------ Records for this exercise ------
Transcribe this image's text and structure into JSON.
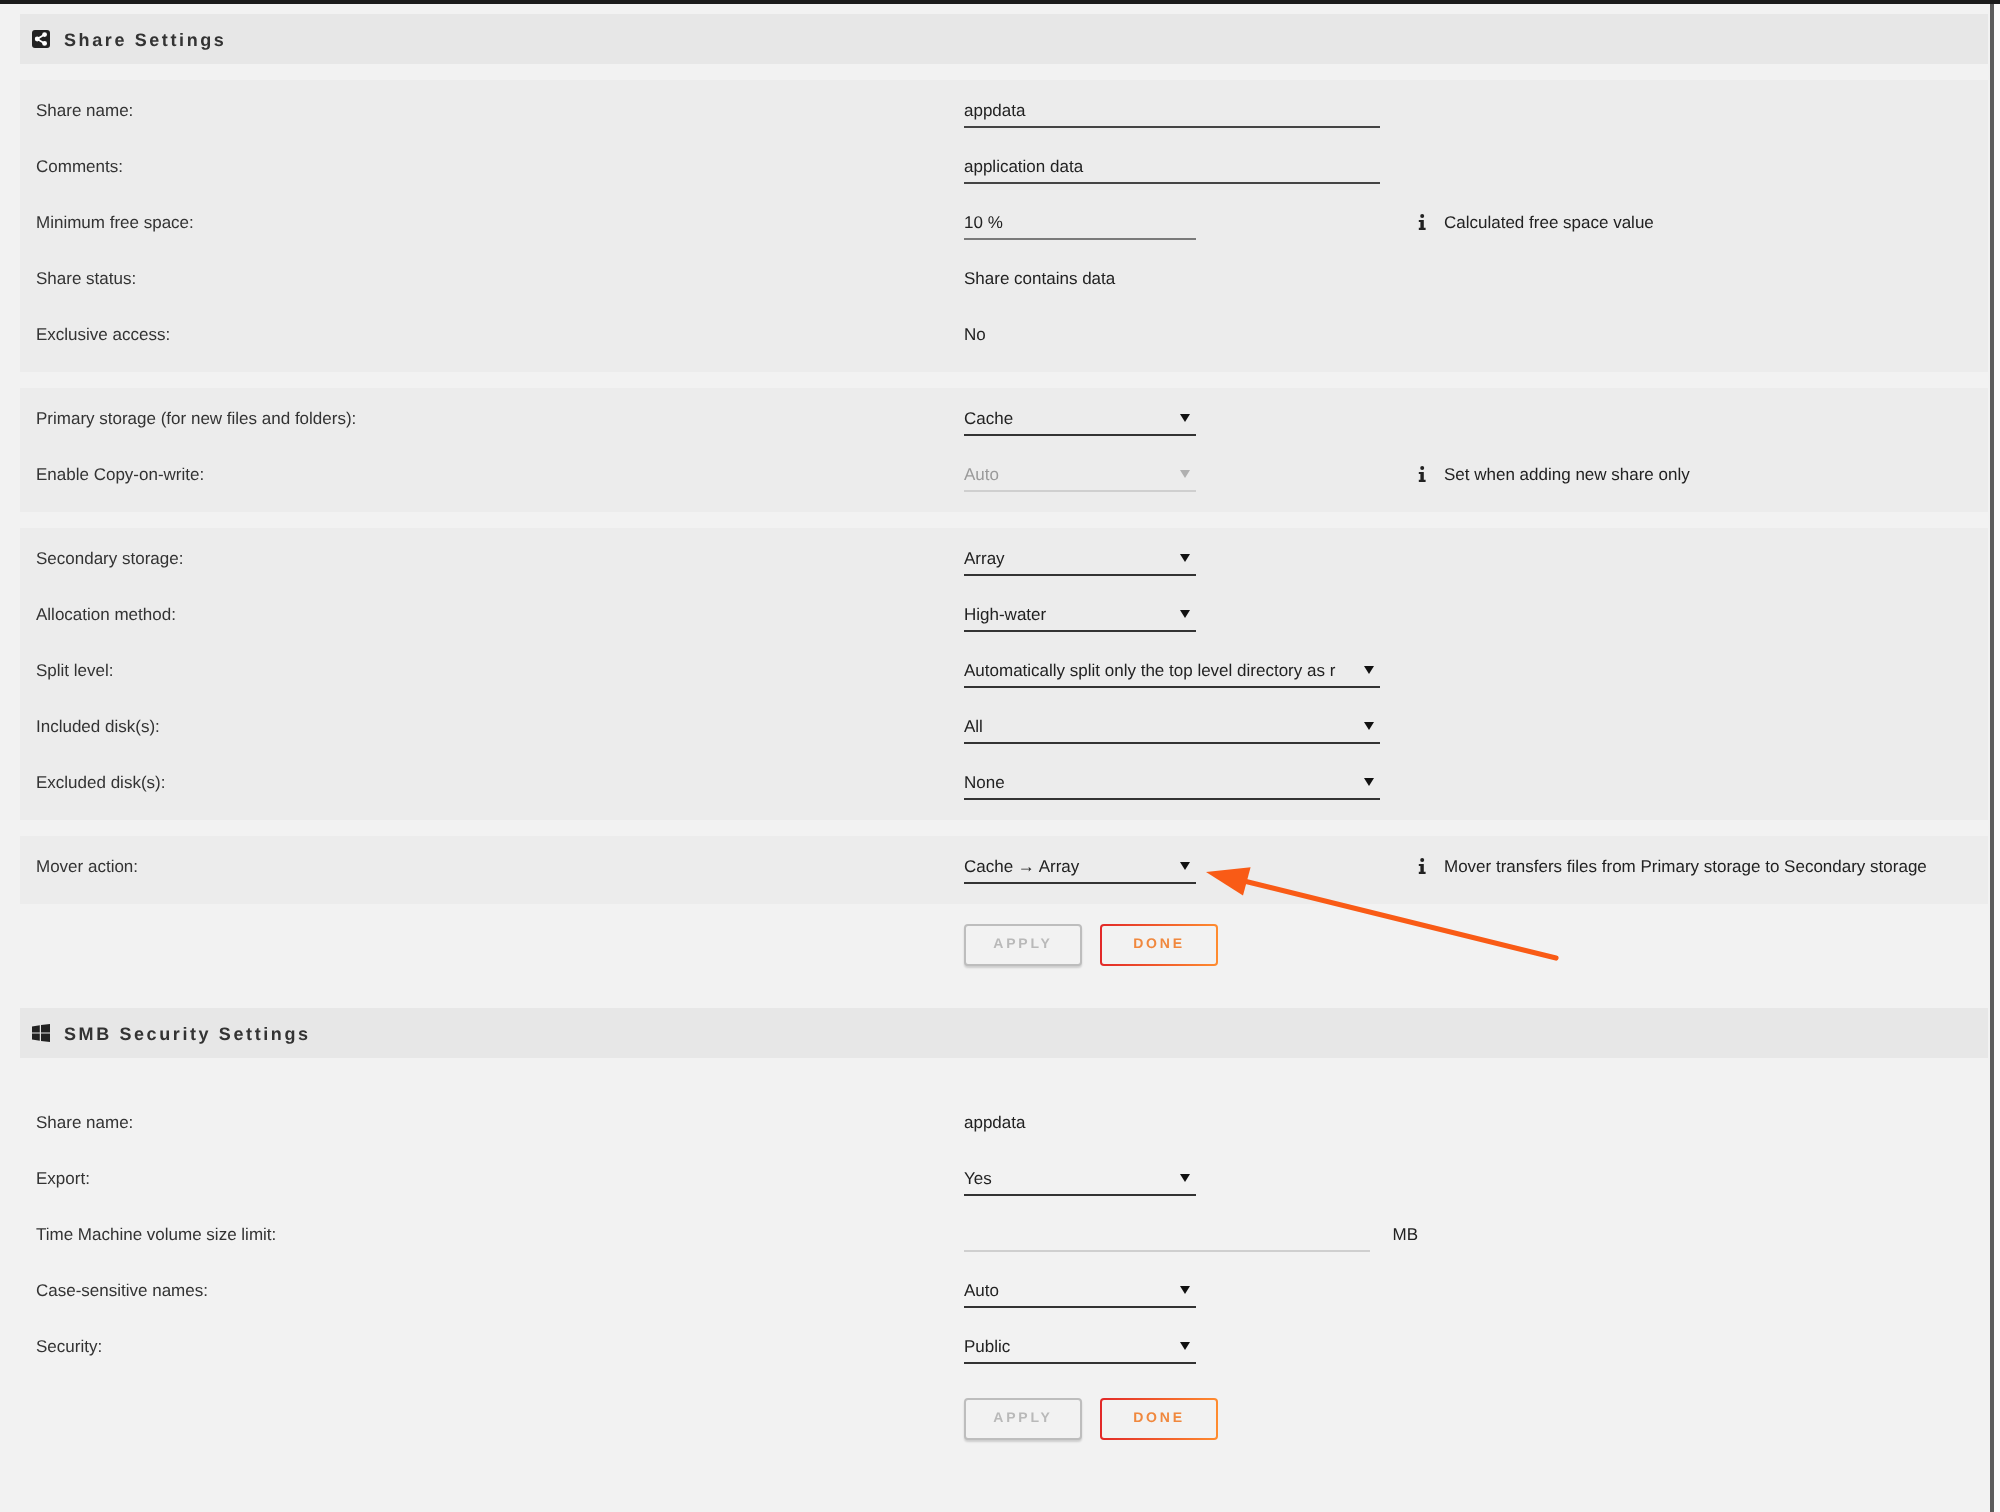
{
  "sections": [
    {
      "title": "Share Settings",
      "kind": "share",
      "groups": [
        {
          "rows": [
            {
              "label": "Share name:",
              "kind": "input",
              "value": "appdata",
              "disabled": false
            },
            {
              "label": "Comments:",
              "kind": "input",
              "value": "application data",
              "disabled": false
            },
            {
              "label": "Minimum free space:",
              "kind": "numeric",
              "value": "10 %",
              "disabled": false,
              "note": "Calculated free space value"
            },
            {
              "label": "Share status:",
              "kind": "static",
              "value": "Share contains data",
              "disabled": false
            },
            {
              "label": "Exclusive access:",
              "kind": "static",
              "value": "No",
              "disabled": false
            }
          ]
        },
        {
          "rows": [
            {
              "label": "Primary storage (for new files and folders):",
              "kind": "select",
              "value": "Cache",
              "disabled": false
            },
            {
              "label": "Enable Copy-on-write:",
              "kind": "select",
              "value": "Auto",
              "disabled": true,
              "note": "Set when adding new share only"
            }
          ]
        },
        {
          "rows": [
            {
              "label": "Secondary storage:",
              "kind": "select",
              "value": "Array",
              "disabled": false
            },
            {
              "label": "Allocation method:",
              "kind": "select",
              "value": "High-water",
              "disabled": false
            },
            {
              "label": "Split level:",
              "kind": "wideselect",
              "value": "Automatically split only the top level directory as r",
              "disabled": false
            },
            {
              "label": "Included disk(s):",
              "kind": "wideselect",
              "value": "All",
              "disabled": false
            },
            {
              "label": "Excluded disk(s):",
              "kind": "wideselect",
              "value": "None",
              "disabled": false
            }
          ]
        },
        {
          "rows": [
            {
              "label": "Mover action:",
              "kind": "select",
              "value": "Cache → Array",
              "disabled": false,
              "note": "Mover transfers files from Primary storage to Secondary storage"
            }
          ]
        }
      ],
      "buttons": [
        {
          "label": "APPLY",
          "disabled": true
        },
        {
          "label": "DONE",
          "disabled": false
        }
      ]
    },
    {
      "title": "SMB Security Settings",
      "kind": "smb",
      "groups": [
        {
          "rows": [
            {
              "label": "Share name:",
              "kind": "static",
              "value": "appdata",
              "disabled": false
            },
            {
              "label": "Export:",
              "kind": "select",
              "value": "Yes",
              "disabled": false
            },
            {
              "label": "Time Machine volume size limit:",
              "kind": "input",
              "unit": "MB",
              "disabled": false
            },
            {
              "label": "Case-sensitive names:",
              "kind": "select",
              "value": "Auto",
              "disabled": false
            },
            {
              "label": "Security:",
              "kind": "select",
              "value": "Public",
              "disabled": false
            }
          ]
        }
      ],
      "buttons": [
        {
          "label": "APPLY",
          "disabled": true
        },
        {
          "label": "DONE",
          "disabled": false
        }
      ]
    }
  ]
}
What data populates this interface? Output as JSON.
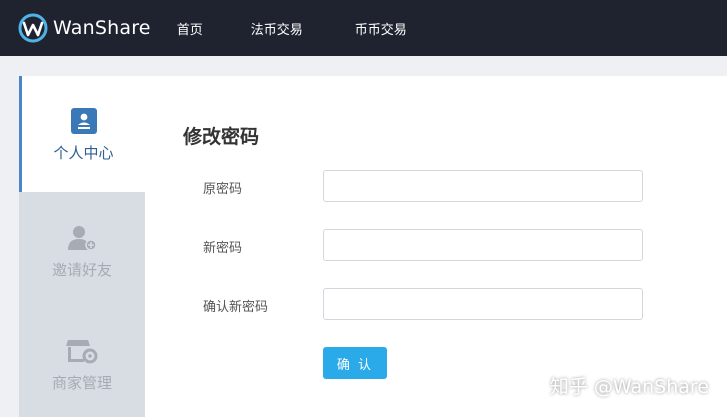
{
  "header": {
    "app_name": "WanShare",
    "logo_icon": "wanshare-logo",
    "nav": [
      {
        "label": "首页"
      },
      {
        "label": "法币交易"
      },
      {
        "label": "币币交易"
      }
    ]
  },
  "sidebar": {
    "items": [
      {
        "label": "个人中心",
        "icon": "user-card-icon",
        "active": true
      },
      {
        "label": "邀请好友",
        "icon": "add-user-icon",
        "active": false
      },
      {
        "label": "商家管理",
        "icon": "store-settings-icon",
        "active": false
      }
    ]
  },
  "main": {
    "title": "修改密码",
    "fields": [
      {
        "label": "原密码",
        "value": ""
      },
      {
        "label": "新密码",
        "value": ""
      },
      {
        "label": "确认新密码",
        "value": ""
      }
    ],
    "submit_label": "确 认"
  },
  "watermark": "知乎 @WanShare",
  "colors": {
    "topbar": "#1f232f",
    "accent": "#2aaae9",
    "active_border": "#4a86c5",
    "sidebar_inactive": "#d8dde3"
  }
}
------
### Problem details
Above are the records; reproduce them exactly and leave out the pictures.

### The output
Transcribe this image's text and structure into JSON.
{
  "sections": [
    {
      "title": "Share Settings",
      "kind": "share",
      "groups": [
        {
          "rows": [
            {
              "label": "Share name:",
              "kind": "input",
              "value": "appdata",
              "disabled": false
            },
            {
              "label": "Comments:",
              "kind": "input",
              "value": "application data",
              "disabled": false
            },
            {
              "label": "Minimum free space:",
              "kind": "numeric",
              "value": "10 %",
              "disabled": false,
              "note": "Calculated free space value"
            },
            {
              "label": "Share status:",
              "kind": "static",
              "value": "Share contains data",
              "disabled": false
            },
            {
              "label": "Exclusive access:",
              "kind": "static",
              "value": "No",
              "disabled": false
            }
          ]
        },
        {
          "rows": [
            {
              "label": "Primary storage (for new files and folders):",
              "kind": "select",
              "value": "Cache",
              "disabled": false
            },
            {
              "label": "Enable Copy-on-write:",
              "kind": "select",
              "value": "Auto",
              "disabled": true,
              "note": "Set when adding new share only"
            }
          ]
        },
        {
          "rows": [
            {
              "label": "Secondary storage:",
              "kind": "select",
              "value": "Array",
              "disabled": false
            },
            {
              "label": "Allocation method:",
              "kind": "select",
              "value": "High-water",
              "disabled": false
            },
            {
              "label": "Split level:",
              "kind": "wideselect",
              "value": "Automatically split only the top level directory as r",
              "disabled": false
            },
            {
              "label": "Included disk(s):",
              "kind": "wideselect",
              "value": "All",
              "disabled": false
            },
            {
              "label": "Excluded disk(s):",
              "kind": "wideselect",
              "value": "None",
              "disabled": false
            }
          ]
        },
        {
          "rows": [
            {
              "label": "Mover action:",
              "kind": "select",
              "value": "Cache → Array",
              "disabled": false,
              "note": "Mover transfers files from Primary storage to Secondary storage"
            }
          ]
        }
      ],
      "buttons": [
        {
          "label": "APPLY",
          "disabled": true
        },
        {
          "label": "DONE",
          "disabled": false
        }
      ]
    },
    {
      "title": "SMB Security Settings",
      "kind": "smb",
      "groups": [
        {
          "rows": [
            {
              "label": "Share name:",
              "kind": "static",
              "value": "appdata",
              "disabled": false
            },
            {
              "label": "Export:",
              "kind": "select",
              "value": "Yes",
              "disabled": false
            },
            {
              "label": "Time Machine volume size limit:",
              "kind": "input",
              "unit": "MB",
              "disabled": false
            },
            {
              "label": "Case-sensitive names:",
              "kind": "select",
              "value": "Auto",
              "disabled": false
            },
            {
              "label": "Security:",
              "kind": "select",
              "value": "Public",
              "disabled": false
            }
          ]
        }
      ],
      "buttons": [
        {
          "label": "APPLY",
          "disabled": true
        },
        {
          "label": "DONE",
          "disabled": false
        }
      ]
    }
  ]
}
What data populates this interface? Output as JSON.
{
  "header": {
    "app_name": "WanShare",
    "logo_icon": "wanshare-logo",
    "nav": [
      {
        "label": "首页"
      },
      {
        "label": "法币交易"
      },
      {
        "label": "币币交易"
      }
    ]
  },
  "sidebar": {
    "items": [
      {
        "label": "个人中心",
        "icon": "user-card-icon",
        "active": true
      },
      {
        "label": "邀请好友",
        "icon": "add-user-icon",
        "active": false
      },
      {
        "label": "商家管理",
        "icon": "store-settings-icon",
        "active": false
      }
    ]
  },
  "main": {
    "title": "修改密码",
    "fields": [
      {
        "label": "原密码",
        "value": ""
      },
      {
        "label": "新密码",
        "value": ""
      },
      {
        "label": "确认新密码",
        "value": ""
      }
    ],
    "submit_label": "确 认"
  },
  "watermark": "知乎 @WanShare",
  "colors": {
    "topbar": "#1f232f",
    "accent": "#2aaae9",
    "active_border": "#4a86c5",
    "sidebar_inactive": "#d8dde3"
  }
}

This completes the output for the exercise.